> **What needs to be done**
Identify the line in which "Convert this screenshot" appears, then reproduce that line and all remaining lines of the records word for word.

* begin *

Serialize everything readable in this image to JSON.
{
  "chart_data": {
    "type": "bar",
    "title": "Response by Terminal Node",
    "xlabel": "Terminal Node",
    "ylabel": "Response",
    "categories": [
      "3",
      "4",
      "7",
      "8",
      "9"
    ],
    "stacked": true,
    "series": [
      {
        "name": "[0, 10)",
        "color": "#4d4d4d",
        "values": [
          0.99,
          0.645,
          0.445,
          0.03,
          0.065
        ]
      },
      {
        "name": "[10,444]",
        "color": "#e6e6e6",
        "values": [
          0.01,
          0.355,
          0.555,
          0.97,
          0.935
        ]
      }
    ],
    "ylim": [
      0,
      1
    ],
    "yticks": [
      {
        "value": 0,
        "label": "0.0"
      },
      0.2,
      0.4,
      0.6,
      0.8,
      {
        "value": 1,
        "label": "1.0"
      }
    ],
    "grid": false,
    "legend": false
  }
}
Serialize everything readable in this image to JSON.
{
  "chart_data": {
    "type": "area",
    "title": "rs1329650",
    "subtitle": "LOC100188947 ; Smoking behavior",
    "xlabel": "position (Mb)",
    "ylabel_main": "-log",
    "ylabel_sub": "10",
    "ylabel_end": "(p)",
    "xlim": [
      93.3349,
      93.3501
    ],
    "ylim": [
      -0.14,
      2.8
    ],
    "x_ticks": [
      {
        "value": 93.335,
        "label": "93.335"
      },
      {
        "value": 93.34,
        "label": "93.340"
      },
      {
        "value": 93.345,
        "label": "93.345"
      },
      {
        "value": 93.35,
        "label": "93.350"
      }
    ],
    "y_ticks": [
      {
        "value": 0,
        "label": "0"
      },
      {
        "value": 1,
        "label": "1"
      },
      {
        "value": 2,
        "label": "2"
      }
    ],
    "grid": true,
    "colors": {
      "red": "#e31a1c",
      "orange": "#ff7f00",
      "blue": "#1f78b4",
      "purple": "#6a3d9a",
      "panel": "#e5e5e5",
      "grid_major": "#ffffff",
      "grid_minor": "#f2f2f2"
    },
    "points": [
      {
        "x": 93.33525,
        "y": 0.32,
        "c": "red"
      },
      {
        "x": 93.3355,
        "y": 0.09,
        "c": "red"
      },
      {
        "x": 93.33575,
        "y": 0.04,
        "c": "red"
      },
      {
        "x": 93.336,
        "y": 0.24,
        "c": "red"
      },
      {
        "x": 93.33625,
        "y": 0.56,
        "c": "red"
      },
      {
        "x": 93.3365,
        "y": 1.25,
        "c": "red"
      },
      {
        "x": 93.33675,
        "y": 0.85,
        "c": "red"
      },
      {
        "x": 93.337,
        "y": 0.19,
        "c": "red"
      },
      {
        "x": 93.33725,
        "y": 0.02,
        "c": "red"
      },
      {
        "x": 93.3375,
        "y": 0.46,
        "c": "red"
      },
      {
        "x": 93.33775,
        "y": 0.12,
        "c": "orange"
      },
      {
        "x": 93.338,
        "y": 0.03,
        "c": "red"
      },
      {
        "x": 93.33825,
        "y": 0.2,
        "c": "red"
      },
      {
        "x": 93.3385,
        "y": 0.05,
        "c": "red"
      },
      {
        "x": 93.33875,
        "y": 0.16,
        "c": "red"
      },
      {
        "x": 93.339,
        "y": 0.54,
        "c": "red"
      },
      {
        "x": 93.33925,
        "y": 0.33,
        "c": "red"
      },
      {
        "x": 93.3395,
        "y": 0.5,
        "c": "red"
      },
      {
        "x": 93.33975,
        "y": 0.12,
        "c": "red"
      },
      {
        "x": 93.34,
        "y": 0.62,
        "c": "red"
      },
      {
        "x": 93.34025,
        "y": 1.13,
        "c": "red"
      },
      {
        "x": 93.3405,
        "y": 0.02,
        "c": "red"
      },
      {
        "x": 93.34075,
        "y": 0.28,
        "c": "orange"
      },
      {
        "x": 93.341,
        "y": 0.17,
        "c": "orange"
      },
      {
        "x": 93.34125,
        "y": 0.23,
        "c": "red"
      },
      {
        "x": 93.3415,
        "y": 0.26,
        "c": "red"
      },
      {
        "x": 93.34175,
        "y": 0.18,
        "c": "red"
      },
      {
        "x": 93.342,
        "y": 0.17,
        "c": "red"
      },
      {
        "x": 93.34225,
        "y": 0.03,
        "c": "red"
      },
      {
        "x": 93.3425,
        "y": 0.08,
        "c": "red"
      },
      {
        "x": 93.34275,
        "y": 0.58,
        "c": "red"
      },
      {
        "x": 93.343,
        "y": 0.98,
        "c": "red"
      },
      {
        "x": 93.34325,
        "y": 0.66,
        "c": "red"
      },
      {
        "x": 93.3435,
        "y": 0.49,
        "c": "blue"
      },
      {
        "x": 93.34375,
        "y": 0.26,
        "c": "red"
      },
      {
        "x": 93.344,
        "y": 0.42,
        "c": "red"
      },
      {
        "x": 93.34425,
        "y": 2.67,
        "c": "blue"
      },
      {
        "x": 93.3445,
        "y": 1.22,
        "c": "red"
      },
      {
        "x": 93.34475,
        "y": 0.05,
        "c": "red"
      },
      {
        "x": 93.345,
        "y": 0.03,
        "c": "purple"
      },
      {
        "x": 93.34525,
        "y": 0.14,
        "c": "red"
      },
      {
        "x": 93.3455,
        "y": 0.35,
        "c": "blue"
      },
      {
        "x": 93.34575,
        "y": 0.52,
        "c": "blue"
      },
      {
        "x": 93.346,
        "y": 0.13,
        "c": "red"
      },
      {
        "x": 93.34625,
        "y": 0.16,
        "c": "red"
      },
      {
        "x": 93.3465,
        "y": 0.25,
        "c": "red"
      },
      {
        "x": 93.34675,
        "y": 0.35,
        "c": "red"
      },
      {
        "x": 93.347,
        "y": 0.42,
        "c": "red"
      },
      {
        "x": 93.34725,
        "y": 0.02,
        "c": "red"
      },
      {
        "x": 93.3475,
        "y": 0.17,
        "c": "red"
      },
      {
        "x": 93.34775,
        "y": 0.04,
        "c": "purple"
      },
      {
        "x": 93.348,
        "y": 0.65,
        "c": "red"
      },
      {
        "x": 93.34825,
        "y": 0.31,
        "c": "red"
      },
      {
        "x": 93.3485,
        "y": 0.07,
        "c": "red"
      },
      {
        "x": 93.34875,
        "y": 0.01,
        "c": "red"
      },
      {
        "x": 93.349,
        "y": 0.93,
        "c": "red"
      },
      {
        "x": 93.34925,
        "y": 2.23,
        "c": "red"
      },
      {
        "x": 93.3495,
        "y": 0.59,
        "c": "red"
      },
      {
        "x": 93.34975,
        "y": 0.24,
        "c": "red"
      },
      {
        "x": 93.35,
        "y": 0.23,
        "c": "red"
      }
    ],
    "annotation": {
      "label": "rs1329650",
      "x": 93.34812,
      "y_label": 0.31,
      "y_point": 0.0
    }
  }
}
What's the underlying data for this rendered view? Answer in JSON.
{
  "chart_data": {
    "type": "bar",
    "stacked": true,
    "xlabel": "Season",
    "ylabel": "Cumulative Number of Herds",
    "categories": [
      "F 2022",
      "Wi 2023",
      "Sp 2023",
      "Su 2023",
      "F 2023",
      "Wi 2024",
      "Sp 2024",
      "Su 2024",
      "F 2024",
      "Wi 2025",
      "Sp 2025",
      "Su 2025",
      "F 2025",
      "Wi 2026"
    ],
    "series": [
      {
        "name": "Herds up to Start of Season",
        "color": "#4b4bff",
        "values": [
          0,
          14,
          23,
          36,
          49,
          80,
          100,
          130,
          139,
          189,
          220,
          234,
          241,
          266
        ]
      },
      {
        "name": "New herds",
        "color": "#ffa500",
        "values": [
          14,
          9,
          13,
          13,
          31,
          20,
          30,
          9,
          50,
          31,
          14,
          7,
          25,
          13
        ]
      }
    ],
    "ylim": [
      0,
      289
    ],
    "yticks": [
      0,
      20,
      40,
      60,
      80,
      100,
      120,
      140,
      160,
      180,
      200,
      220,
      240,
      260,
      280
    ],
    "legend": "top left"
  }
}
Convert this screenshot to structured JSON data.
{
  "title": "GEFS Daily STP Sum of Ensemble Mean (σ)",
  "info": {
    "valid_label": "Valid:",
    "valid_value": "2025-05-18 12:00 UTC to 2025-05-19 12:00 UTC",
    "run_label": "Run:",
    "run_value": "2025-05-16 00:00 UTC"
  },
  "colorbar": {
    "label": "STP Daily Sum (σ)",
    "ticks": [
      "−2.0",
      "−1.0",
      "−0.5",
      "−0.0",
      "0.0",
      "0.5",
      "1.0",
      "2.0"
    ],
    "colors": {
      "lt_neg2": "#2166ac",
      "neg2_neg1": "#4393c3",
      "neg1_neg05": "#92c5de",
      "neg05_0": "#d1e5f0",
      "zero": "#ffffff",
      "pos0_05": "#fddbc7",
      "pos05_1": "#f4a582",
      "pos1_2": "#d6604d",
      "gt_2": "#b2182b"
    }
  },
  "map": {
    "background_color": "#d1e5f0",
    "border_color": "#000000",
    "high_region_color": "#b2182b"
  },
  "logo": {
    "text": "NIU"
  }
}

* end *

> **Answer below**
Convert this screenshot to structured JSON data.
{
  "title": "GEFS Daily STP Sum of Ensemble Mean (σ)",
  "info": {
    "valid_label": "Valid:",
    "valid_value": "2025-05-18 12:00 UTC to 2025-05-19 12:00 UTC",
    "run_label": "Run:",
    "run_value": "2025-05-16 00:00 UTC"
  },
  "colorbar": {
    "label": "STP Daily Sum (σ)",
    "ticks": [
      "−2.0",
      "−1.0",
      "−0.5",
      "−0.0",
      "0.0",
      "0.5",
      "1.0",
      "2.0"
    ],
    "colors": {
      "lt_neg2": "#2166ac",
      "neg2_neg1": "#4393c3",
      "neg1_neg05": "#92c5de",
      "neg05_0": "#d1e5f0",
      "zero": "#ffffff",
      "pos0_05": "#fddbc7",
      "pos05_1": "#f4a582",
      "pos1_2": "#d6604d",
      "gt_2": "#b2182b"
    }
  },
  "map": {
    "background_color": "#d1e5f0",
    "border_color": "#000000",
    "high_region_color": "#b2182b"
  },
  "logo": {
    "text": "NIU"
  }
}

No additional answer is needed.